# TASK DIRECTIONS
Work through the material below line by line and say how many lines include the word "green". Only the number, please.

# DATA ROWS
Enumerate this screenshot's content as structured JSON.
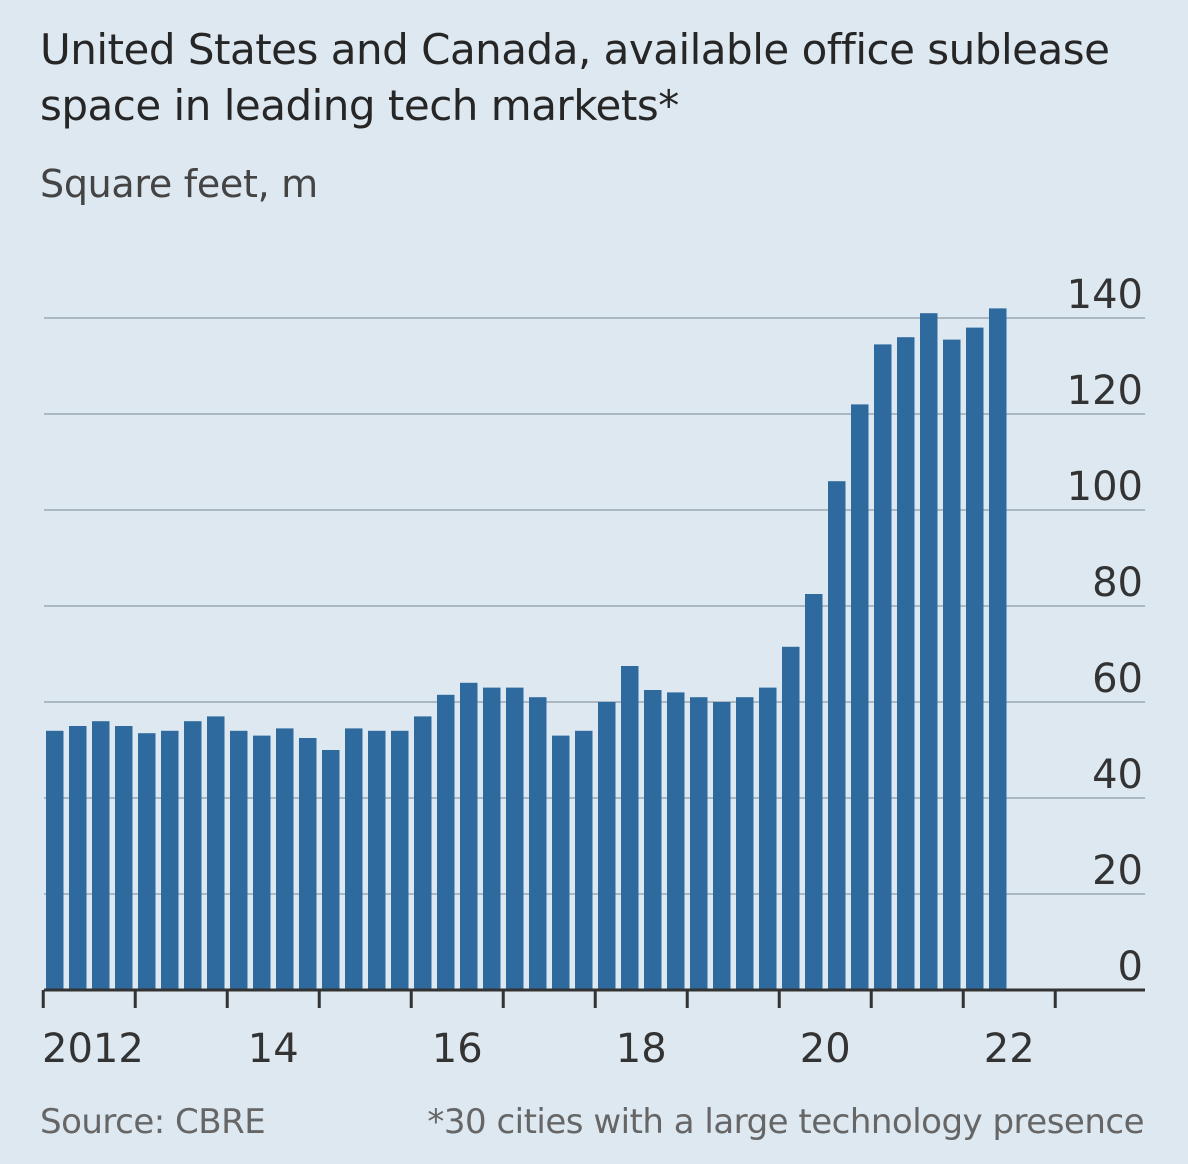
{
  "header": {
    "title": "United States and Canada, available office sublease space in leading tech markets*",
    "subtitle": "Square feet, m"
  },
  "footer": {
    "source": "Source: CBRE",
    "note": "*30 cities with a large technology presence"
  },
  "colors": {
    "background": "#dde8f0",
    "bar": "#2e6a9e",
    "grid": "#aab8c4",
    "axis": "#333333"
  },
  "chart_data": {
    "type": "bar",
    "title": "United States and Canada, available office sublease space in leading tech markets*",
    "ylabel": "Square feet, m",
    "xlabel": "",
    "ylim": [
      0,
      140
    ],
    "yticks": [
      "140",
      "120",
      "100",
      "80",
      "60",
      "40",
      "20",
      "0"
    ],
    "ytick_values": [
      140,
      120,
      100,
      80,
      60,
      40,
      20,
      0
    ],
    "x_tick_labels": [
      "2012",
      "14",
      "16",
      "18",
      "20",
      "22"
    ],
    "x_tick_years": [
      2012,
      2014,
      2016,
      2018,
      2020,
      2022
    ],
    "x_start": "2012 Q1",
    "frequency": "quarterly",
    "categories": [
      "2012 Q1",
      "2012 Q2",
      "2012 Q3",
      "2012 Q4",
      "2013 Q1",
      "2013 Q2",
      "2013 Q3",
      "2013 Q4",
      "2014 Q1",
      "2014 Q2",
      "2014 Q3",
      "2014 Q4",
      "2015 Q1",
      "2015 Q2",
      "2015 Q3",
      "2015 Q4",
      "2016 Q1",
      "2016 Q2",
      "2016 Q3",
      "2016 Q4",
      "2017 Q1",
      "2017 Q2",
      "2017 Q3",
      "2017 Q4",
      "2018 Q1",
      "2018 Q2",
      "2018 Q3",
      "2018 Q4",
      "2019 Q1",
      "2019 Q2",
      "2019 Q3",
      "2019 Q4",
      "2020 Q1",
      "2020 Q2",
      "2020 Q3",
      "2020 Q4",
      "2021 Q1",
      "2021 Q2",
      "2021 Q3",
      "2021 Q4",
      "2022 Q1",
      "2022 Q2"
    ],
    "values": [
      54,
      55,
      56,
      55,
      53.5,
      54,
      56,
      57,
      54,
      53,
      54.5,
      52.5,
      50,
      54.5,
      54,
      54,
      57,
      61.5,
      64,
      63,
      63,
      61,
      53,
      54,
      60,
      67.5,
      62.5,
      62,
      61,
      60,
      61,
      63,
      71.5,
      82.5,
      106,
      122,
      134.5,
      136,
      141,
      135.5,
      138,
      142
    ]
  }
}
...
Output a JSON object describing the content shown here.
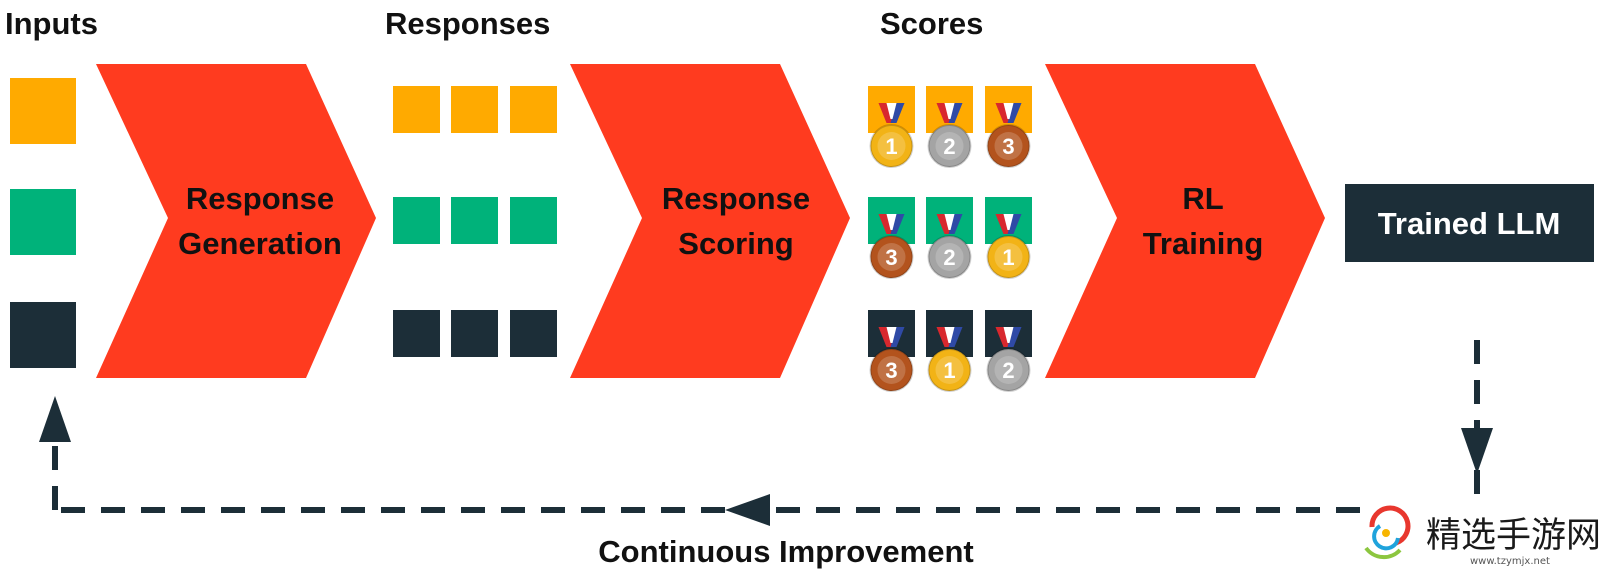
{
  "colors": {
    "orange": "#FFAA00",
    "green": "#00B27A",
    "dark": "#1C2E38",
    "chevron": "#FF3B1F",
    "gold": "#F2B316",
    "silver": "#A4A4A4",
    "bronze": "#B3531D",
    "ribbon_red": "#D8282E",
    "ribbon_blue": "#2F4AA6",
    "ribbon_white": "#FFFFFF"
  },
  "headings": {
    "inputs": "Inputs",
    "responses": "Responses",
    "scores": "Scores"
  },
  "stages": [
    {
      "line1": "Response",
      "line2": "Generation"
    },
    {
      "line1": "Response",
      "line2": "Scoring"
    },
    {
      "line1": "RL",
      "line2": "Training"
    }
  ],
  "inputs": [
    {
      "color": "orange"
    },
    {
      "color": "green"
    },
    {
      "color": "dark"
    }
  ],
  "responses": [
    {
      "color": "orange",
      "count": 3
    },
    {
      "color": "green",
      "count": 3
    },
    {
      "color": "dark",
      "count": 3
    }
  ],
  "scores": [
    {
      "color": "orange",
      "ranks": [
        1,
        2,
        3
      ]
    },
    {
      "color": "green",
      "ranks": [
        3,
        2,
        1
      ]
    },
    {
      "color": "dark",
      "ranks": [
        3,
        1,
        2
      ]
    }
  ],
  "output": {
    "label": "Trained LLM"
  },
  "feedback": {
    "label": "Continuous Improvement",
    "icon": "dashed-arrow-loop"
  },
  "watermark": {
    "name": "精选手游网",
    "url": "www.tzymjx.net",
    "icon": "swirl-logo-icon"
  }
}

# ANSWER TO THIS TASK
4